# To do
Each entry in the listing below should be restated word for word.

[Data records]
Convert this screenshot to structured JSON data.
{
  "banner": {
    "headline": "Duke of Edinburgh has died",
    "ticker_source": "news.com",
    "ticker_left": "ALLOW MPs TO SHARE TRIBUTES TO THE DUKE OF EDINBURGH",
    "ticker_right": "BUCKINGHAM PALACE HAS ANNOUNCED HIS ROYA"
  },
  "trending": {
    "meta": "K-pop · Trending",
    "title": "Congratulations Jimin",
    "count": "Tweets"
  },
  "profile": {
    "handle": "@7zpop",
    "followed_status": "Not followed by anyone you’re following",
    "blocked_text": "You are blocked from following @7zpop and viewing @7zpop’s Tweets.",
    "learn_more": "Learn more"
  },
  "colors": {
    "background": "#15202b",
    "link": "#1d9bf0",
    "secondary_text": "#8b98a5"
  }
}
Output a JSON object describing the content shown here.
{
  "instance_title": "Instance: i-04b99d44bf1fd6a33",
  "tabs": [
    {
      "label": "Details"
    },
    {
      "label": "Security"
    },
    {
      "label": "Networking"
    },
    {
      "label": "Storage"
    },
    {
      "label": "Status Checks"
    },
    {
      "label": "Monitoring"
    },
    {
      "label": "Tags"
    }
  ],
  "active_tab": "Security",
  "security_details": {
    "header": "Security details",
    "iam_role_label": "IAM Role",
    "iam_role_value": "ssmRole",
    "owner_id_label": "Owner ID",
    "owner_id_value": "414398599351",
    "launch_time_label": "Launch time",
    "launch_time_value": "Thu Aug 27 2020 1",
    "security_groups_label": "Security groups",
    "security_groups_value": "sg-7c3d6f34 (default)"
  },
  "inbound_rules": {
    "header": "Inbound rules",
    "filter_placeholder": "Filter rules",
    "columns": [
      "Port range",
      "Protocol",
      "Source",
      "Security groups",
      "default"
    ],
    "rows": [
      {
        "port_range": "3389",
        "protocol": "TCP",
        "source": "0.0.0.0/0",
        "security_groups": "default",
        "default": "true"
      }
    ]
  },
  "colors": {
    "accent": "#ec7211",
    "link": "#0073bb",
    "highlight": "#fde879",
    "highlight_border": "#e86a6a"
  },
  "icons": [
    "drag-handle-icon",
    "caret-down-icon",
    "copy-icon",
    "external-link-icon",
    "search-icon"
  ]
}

# Result of the exercise
Convert this screenshot to structured JSON data.
{
  "banner": {
    "headline": "Duke of Edinburgh has died",
    "ticker_source": "news.com",
    "ticker_left": "ALLOW MPs TO SHARE TRIBUTES TO THE DUKE OF EDINBURGH",
    "ticker_right": "BUCKINGHAM PALACE HAS ANNOUNCED HIS ROYA"
  },
  "trending": {
    "meta": "K-pop · Trending",
    "title": "Congratulations Jimin",
    "count": "Tweets"
  },
  "profile": {
    "handle": "@7zpop",
    "followed_status": "Not followed by anyone you’re following",
    "blocked_text": "You are blocked from following @7zpop and viewing @7zpop’s Tweets.",
    "learn_more": "Learn more"
  },
  "colors": {
    "background": "#15202b",
    "link": "#1d9bf0",
    "secondary_text": "#8b98a5"
  }
}
Output a JSON object describing the content shown here.
{
  "instance_title": "Instance: i-04b99d44bf1fd6a33",
  "tabs": [
    {
      "label": "Details"
    },
    {
      "label": "Security"
    },
    {
      "label": "Networking"
    },
    {
      "label": "Storage"
    },
    {
      "label": "Status Checks"
    },
    {
      "label": "Monitoring"
    },
    {
      "label": "Tags"
    }
  ],
  "active_tab": "Security",
  "security_details": {
    "header": "Security details",
    "iam_role_label": "IAM Role",
    "iam_role_value": "ssmRole",
    "owner_id_label": "Owner ID",
    "owner_id_value": "414398599351",
    "launch_time_label": "Launch time",
    "launch_time_value": "Thu Aug 27 2020 1",
    "security_groups_label": "Security groups",
    "security_groups_value": "sg-7c3d6f34 (default)"
  },
  "inbound_rules": {
    "header": "Inbound rules",
    "filter_placeholder": "Filter rules",
    "columns": [
      "Port range",
      "Protocol",
      "Source",
      "Security groups",
      "default"
    ],
    "rows": [
      {
        "port_range": "3389",
        "protocol": "TCP",
        "source": "0.0.0.0/0",
        "security_groups": "default",
        "default": "true"
      }
    ]
  },
  "colors": {
    "accent": "#ec7211",
    "link": "#0073bb",
    "highlight": "#fde879",
    "highlight_border": "#e86a6a"
  },
  "icons": [
    "drag-handle-icon",
    "caret-down-icon",
    "copy-icon",
    "external-link-icon",
    "search-icon"
  ]
}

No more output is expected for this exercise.